Stated exercise: Copy each line exactly. Leave nothing out.

Records shown:
## BEGIN

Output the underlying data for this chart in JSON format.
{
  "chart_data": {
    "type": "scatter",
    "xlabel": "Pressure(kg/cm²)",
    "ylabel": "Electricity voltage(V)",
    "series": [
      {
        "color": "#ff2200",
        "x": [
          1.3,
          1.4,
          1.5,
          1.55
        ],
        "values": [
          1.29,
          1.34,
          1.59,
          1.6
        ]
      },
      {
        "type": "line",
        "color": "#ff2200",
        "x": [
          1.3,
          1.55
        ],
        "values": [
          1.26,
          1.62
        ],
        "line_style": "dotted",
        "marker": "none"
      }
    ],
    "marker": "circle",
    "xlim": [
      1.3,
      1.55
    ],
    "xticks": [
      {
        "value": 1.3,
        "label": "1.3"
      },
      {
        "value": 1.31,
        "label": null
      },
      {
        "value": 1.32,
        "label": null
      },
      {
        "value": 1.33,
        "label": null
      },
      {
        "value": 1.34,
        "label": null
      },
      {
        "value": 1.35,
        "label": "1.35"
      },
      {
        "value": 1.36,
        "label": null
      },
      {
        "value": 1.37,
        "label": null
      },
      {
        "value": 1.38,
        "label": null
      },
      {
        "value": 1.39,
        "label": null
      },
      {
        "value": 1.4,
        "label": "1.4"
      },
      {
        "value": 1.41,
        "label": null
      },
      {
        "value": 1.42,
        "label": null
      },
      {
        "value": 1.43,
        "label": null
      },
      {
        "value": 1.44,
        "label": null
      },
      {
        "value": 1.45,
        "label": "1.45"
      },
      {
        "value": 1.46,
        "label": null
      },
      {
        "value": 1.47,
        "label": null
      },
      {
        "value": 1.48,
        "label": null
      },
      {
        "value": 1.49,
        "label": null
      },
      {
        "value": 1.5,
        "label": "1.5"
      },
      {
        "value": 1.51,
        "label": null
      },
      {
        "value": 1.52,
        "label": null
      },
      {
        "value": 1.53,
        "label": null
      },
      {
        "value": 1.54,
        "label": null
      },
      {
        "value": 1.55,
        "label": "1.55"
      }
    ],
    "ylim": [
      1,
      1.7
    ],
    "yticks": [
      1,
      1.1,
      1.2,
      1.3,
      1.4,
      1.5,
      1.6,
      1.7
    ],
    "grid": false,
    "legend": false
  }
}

## END

Reply to the exercise:
Output the underlying data for this chart in JSON format.
{
  "chart_data": {
    "type": "scatter",
    "xlabel": "Pressure(kg/cm²)",
    "ylabel": "Electricity voltage(V)",
    "series": [
      {
        "color": "#ff2200",
        "x": [
          1.3,
          1.4,
          1.5,
          1.55
        ],
        "values": [
          1.29,
          1.34,
          1.59,
          1.6
        ]
      },
      {
        "type": "line",
        "color": "#ff2200",
        "x": [
          1.3,
          1.55
        ],
        "values": [
          1.26,
          1.62
        ],
        "line_style": "dotted",
        "marker": "none"
      }
    ],
    "marker": "circle",
    "xlim": [
      1.3,
      1.55
    ],
    "xticks": [
      {
        "value": 1.3,
        "label": "1.3"
      },
      {
        "value": 1.31,
        "label": null
      },
      {
        "value": 1.32,
        "label": null
      },
      {
        "value": 1.33,
        "label": null
      },
      {
        "value": 1.34,
        "label": null
      },
      {
        "value": 1.35,
        "label": "1.35"
      },
      {
        "value": 1.36,
        "label": null
      },
      {
        "value": 1.37,
        "label": null
      },
      {
        "value": 1.38,
        "label": null
      },
      {
        "value": 1.39,
        "label": null
      },
      {
        "value": 1.4,
        "label": "1.4"
      },
      {
        "value": 1.41,
        "label": null
      },
      {
        "value": 1.42,
        "label": null
      },
      {
        "value": 1.43,
        "label": null
      },
      {
        "value": 1.44,
        "label": null
      },
      {
        "value": 1.45,
        "label": "1.45"
      },
      {
        "value": 1.46,
        "label": null
      },
      {
        "value": 1.47,
        "label": null
      },
      {
        "value": 1.48,
        "label": null
      },
      {
        "value": 1.49,
        "label": null
      },
      {
        "value": 1.5,
        "label": "1.5"
      },
      {
        "value": 1.51,
        "label": null
      },
      {
        "value": 1.52,
        "label": null
      },
      {
        "value": 1.53,
        "label": null
      },
      {
        "value": 1.54,
        "label": null
      },
      {
        "value": 1.55,
        "label": "1.55"
      }
    ],
    "ylim": [
      1,
      1.7
    ],
    "yticks": [
      1,
      1.1,
      1.2,
      1.3,
      1.4,
      1.5,
      1.6,
      1.7
    ],
    "grid": false,
    "legend": false
  }
}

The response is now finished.